• [REQUEST] Leave out the pictures and copy each record below exactly.

++++ EXTRACTED INFORMATION

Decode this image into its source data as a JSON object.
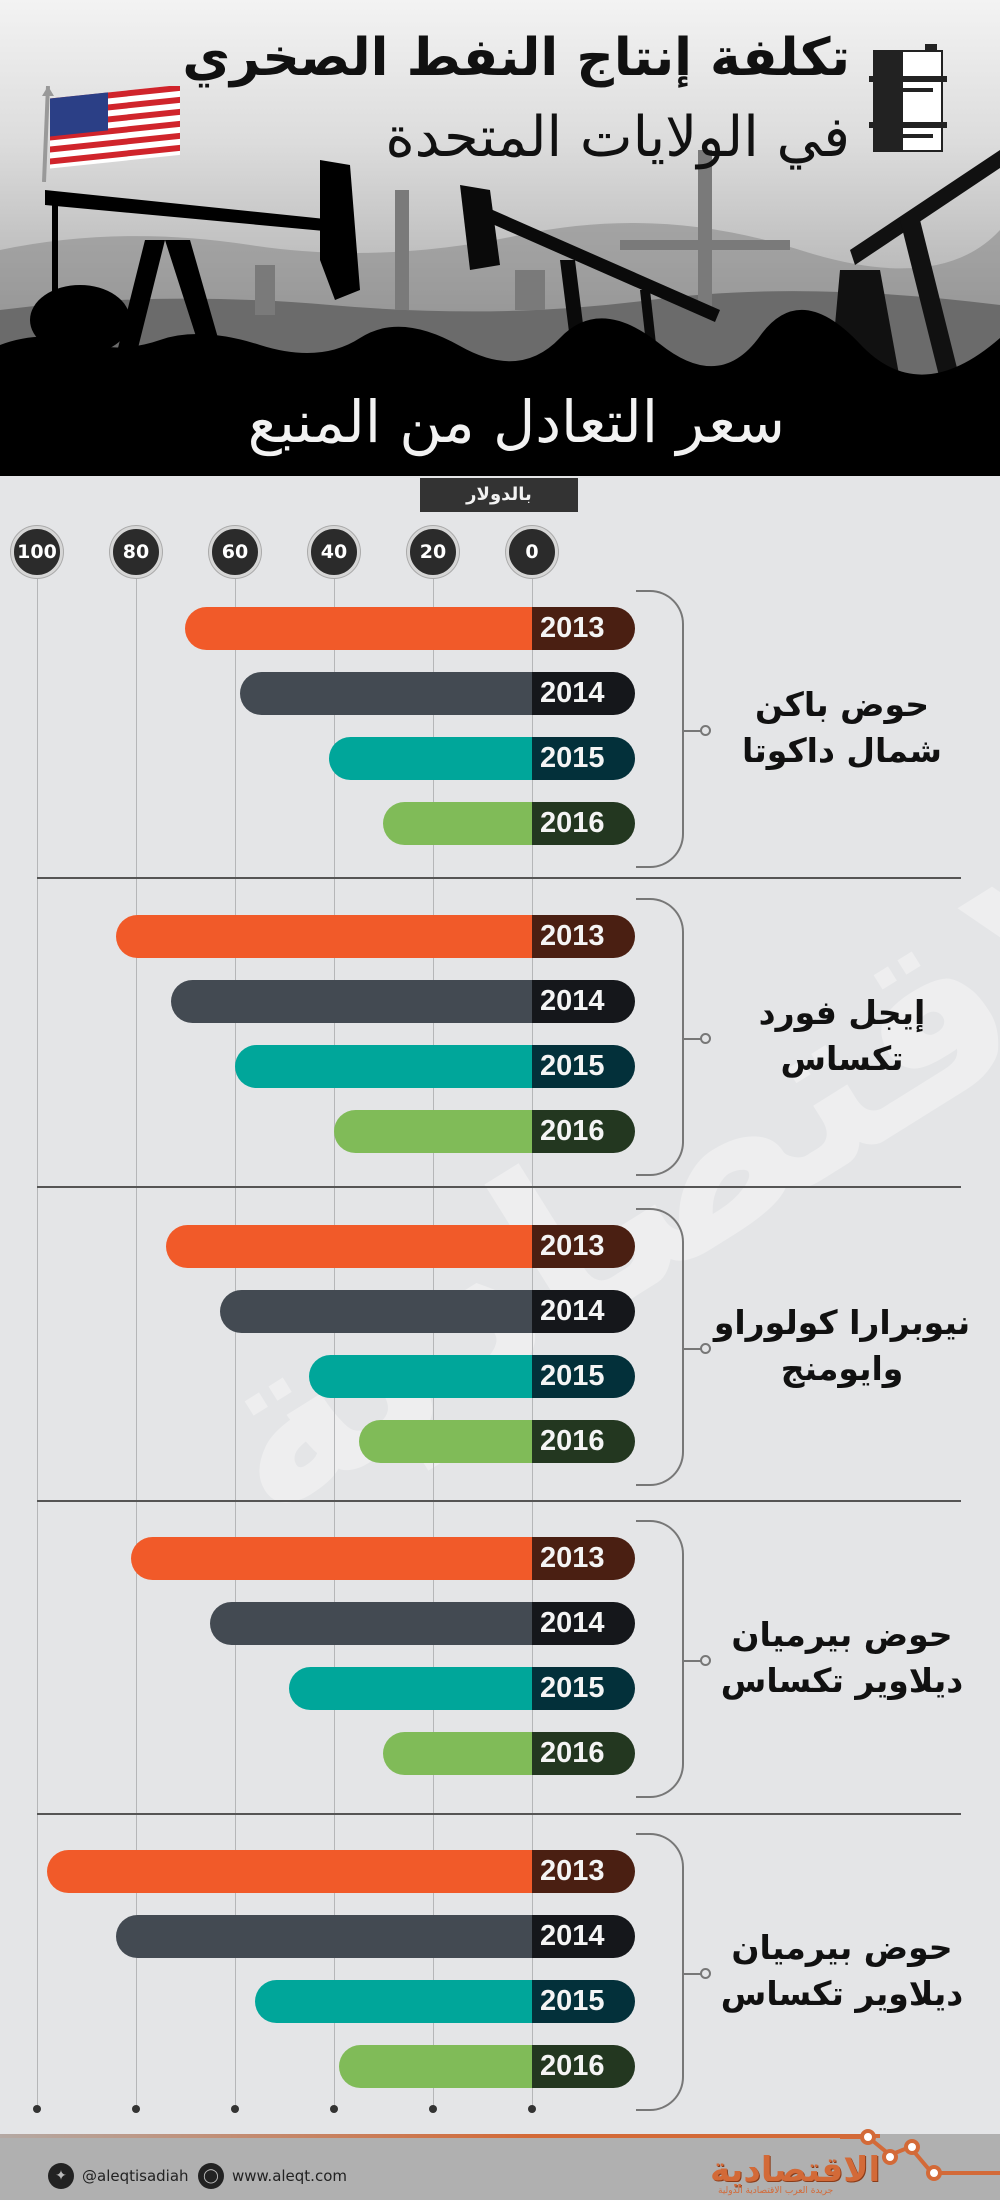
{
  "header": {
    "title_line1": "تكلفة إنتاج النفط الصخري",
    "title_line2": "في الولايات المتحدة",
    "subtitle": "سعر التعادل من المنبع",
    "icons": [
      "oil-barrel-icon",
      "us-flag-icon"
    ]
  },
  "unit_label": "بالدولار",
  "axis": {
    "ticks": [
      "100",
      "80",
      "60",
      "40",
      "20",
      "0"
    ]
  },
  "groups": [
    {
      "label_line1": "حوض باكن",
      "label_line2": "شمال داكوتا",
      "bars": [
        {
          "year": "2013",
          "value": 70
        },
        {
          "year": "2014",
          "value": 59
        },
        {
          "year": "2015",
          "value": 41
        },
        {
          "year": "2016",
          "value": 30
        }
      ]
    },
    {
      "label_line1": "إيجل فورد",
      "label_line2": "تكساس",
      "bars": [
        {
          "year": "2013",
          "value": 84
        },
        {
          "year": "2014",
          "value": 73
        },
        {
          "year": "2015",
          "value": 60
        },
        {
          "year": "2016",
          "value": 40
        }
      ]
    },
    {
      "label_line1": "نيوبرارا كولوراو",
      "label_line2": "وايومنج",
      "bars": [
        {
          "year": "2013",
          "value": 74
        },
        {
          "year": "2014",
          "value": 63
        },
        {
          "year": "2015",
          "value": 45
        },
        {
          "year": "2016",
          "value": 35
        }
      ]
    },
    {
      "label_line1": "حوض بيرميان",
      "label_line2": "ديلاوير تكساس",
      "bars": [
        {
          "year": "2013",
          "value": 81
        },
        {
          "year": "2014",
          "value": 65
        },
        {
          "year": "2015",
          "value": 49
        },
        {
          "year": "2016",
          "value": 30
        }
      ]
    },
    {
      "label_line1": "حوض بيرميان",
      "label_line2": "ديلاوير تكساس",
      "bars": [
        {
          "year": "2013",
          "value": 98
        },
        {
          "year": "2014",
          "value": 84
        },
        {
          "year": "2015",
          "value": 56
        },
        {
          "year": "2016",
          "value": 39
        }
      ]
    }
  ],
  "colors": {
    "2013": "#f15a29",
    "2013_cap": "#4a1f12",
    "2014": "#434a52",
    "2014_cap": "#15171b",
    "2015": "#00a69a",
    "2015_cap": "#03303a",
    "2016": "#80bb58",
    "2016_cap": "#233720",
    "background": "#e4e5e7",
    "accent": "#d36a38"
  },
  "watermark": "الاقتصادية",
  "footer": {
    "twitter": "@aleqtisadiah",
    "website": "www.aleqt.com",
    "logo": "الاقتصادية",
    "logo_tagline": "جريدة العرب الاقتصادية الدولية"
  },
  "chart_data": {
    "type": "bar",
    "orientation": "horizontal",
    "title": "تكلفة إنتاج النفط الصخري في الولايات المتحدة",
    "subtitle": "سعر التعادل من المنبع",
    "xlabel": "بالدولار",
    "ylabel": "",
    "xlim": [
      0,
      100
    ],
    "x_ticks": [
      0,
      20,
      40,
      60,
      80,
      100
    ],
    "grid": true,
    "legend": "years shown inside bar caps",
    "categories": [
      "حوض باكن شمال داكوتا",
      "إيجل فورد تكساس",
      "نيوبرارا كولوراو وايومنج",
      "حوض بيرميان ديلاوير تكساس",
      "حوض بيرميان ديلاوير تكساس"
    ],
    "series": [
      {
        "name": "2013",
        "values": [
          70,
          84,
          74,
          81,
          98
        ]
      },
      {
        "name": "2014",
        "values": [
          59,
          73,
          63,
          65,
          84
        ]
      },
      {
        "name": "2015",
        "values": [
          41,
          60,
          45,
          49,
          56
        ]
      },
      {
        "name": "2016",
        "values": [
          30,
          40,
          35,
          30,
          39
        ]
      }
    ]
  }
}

++++++++

• [THE REPLY]
Decode this image into its source data as a JSON object.
{
  "header": {
    "title_line1": "تكلفة إنتاج النفط الصخري",
    "title_line2": "في الولايات المتحدة",
    "subtitle": "سعر التعادل من المنبع",
    "icons": [
      "oil-barrel-icon",
      "us-flag-icon"
    ]
  },
  "unit_label": "بالدولار",
  "axis": {
    "ticks": [
      "100",
      "80",
      "60",
      "40",
      "20",
      "0"
    ]
  },
  "groups": [
    {
      "label_line1": "حوض باكن",
      "label_line2": "شمال داكوتا",
      "bars": [
        {
          "year": "2013",
          "value": 70
        },
        {
          "year": "2014",
          "value": 59
        },
        {
          "year": "2015",
          "value": 41
        },
        {
          "year": "2016",
          "value": 30
        }
      ]
    },
    {
      "label_line1": "إيجل فورد",
      "label_line2": "تكساس",
      "bars": [
        {
          "year": "2013",
          "value": 84
        },
        {
          "year": "2014",
          "value": 73
        },
        {
          "year": "2015",
          "value": 60
        },
        {
          "year": "2016",
          "value": 40
        }
      ]
    },
    {
      "label_line1": "نيوبرارا كولوراو",
      "label_line2": "وايومنج",
      "bars": [
        {
          "year": "2013",
          "value": 74
        },
        {
          "year": "2014",
          "value": 63
        },
        {
          "year": "2015",
          "value": 45
        },
        {
          "year": "2016",
          "value": 35
        }
      ]
    },
    {
      "label_line1": "حوض بيرميان",
      "label_line2": "ديلاوير تكساس",
      "bars": [
        {
          "year": "2013",
          "value": 81
        },
        {
          "year": "2014",
          "value": 65
        },
        {
          "year": "2015",
          "value": 49
        },
        {
          "year": "2016",
          "value": 30
        }
      ]
    },
    {
      "label_line1": "حوض بيرميان",
      "label_line2": "ديلاوير تكساس",
      "bars": [
        {
          "year": "2013",
          "value": 98
        },
        {
          "year": "2014",
          "value": 84
        },
        {
          "year": "2015",
          "value": 56
        },
        {
          "year": "2016",
          "value": 39
        }
      ]
    }
  ],
  "colors": {
    "2013": "#f15a29",
    "2013_cap": "#4a1f12",
    "2014": "#434a52",
    "2014_cap": "#15171b",
    "2015": "#00a69a",
    "2015_cap": "#03303a",
    "2016": "#80bb58",
    "2016_cap": "#233720",
    "background": "#e4e5e7",
    "accent": "#d36a38"
  },
  "watermark": "الاقتصادية",
  "footer": {
    "twitter": "@aleqtisadiah",
    "website": "www.aleqt.com",
    "logo": "الاقتصادية",
    "logo_tagline": "جريدة العرب الاقتصادية الدولية"
  },
  "chart_data": {
    "type": "bar",
    "orientation": "horizontal",
    "title": "تكلفة إنتاج النفط الصخري في الولايات المتحدة",
    "subtitle": "سعر التعادل من المنبع",
    "xlabel": "بالدولار",
    "ylabel": "",
    "xlim": [
      0,
      100
    ],
    "x_ticks": [
      0,
      20,
      40,
      60,
      80,
      100
    ],
    "grid": true,
    "legend": "years shown inside bar caps",
    "categories": [
      "حوض باكن شمال داكوتا",
      "إيجل فورد تكساس",
      "نيوبرارا كولوراو وايومنج",
      "حوض بيرميان ديلاوير تكساس",
      "حوض بيرميان ديلاوير تكساس"
    ],
    "series": [
      {
        "name": "2013",
        "values": [
          70,
          84,
          74,
          81,
          98
        ]
      },
      {
        "name": "2014",
        "values": [
          59,
          73,
          63,
          65,
          84
        ]
      },
      {
        "name": "2015",
        "values": [
          41,
          60,
          45,
          49,
          56
        ]
      },
      {
        "name": "2016",
        "values": [
          30,
          40,
          35,
          30,
          39
        ]
      }
    ]
  }
}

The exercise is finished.